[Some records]
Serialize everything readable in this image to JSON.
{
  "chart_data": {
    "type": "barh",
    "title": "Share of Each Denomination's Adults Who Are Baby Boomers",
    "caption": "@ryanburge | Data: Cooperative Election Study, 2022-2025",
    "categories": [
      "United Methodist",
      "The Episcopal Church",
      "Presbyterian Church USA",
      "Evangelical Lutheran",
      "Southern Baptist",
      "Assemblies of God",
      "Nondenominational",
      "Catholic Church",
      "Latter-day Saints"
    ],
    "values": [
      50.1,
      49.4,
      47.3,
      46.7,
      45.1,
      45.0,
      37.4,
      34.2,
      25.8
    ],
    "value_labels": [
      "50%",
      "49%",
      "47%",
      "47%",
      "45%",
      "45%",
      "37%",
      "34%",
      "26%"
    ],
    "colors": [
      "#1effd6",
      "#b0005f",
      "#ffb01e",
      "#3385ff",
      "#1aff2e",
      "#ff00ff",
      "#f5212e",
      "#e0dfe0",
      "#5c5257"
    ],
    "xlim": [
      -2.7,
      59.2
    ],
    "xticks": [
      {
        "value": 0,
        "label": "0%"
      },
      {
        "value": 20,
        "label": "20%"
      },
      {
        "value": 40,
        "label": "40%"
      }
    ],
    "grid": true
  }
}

==

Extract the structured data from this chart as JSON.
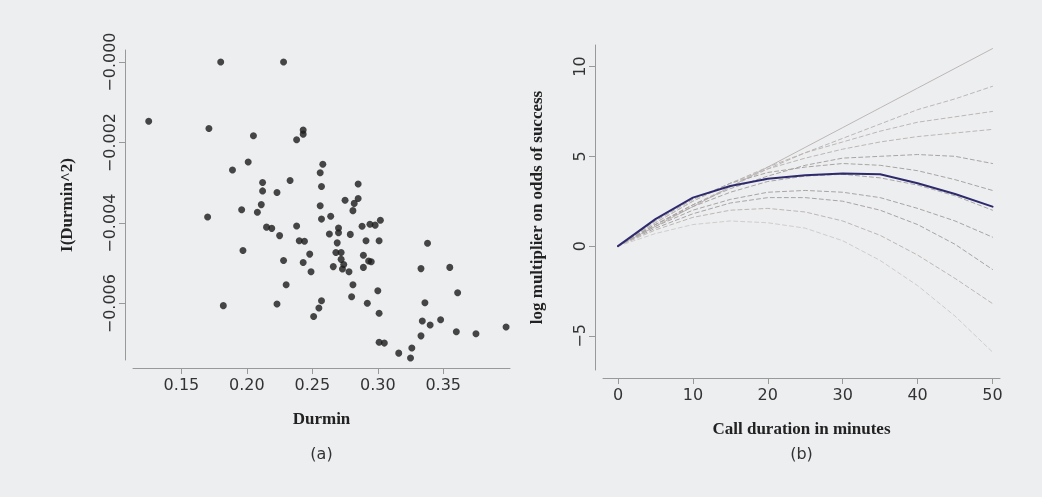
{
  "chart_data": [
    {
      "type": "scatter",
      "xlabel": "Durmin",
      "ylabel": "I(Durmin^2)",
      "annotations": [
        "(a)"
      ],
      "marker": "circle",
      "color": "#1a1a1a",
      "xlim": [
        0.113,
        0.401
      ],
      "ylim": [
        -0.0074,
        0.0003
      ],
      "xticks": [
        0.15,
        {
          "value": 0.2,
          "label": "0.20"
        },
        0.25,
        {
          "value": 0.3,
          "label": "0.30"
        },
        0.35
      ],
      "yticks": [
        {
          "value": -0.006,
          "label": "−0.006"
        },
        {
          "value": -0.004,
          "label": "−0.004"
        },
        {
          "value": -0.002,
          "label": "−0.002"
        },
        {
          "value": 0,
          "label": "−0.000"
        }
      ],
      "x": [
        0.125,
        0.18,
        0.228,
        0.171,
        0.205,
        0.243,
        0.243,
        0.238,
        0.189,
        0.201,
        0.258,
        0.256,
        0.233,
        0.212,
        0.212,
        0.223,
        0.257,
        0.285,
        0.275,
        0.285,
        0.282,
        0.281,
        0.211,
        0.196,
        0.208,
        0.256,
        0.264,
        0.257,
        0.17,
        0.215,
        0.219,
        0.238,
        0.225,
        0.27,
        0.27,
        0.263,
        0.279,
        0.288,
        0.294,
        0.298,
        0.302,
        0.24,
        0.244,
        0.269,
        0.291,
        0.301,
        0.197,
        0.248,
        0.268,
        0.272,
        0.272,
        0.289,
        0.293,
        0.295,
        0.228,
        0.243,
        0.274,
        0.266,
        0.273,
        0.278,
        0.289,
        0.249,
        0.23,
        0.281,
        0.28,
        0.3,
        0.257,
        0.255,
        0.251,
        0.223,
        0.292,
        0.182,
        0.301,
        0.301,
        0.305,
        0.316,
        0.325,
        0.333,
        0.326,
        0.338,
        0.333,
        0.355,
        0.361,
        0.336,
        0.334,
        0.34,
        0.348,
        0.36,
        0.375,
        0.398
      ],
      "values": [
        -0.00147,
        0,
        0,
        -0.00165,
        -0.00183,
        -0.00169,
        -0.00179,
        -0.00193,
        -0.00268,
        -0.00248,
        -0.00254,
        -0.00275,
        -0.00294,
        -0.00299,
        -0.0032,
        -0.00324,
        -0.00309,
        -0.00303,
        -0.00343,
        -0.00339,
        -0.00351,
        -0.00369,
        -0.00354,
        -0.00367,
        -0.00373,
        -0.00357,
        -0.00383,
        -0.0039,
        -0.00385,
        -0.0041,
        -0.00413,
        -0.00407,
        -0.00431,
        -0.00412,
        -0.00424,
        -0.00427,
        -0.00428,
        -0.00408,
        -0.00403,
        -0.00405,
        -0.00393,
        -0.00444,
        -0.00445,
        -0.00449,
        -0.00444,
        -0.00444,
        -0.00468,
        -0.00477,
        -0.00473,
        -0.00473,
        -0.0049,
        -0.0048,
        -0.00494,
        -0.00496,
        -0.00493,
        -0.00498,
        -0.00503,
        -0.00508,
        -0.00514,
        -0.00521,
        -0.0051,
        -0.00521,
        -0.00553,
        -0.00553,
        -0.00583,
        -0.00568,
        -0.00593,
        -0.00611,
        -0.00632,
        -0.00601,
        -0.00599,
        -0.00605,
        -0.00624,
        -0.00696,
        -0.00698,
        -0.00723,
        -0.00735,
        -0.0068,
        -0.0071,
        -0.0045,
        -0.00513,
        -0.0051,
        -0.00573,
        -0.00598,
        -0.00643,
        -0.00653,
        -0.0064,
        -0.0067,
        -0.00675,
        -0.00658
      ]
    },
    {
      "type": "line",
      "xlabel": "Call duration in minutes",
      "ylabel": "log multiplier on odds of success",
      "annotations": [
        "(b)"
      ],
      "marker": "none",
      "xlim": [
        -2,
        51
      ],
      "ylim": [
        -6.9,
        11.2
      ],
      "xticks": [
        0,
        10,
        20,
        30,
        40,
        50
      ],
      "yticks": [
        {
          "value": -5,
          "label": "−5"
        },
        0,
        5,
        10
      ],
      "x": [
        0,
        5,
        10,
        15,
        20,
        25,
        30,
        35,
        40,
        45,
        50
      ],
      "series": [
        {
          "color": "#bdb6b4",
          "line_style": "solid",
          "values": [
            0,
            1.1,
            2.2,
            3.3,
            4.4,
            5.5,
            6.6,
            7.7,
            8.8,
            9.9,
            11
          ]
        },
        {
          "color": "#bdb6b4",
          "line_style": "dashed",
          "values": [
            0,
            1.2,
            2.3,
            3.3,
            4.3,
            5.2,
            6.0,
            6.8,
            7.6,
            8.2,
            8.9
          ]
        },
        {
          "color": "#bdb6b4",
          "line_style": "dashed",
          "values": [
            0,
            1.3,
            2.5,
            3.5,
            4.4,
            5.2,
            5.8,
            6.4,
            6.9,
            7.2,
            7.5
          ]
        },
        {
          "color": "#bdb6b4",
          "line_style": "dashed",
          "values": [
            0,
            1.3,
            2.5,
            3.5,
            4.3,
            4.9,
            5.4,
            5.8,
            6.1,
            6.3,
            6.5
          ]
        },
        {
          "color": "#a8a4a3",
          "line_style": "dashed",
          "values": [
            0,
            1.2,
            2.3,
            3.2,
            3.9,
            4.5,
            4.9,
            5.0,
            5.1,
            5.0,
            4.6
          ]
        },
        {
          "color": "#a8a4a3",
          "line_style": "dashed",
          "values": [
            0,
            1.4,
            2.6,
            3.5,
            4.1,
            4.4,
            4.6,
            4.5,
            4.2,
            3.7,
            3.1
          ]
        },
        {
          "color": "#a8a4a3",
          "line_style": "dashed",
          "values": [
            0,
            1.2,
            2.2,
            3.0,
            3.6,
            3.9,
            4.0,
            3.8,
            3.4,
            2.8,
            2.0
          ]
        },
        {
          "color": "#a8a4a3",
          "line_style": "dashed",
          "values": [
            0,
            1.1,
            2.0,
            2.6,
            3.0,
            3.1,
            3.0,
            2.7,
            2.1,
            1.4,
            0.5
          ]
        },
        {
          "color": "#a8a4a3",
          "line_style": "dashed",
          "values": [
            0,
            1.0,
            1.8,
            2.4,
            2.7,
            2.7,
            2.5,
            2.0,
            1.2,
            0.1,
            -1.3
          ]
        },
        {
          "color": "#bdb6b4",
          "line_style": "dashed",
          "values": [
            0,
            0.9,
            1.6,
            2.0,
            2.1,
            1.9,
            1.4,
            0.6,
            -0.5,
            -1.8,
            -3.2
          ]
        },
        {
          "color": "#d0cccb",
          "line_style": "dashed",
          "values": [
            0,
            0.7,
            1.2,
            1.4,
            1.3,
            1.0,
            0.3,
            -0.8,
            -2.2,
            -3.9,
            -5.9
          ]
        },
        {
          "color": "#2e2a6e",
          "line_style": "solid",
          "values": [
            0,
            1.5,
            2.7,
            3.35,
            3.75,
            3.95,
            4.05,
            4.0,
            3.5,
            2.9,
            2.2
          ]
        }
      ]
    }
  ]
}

### Exercise task
Check each line of the records for the string "JSON" and state how many lines contain it. Give only the number.

### Result below
2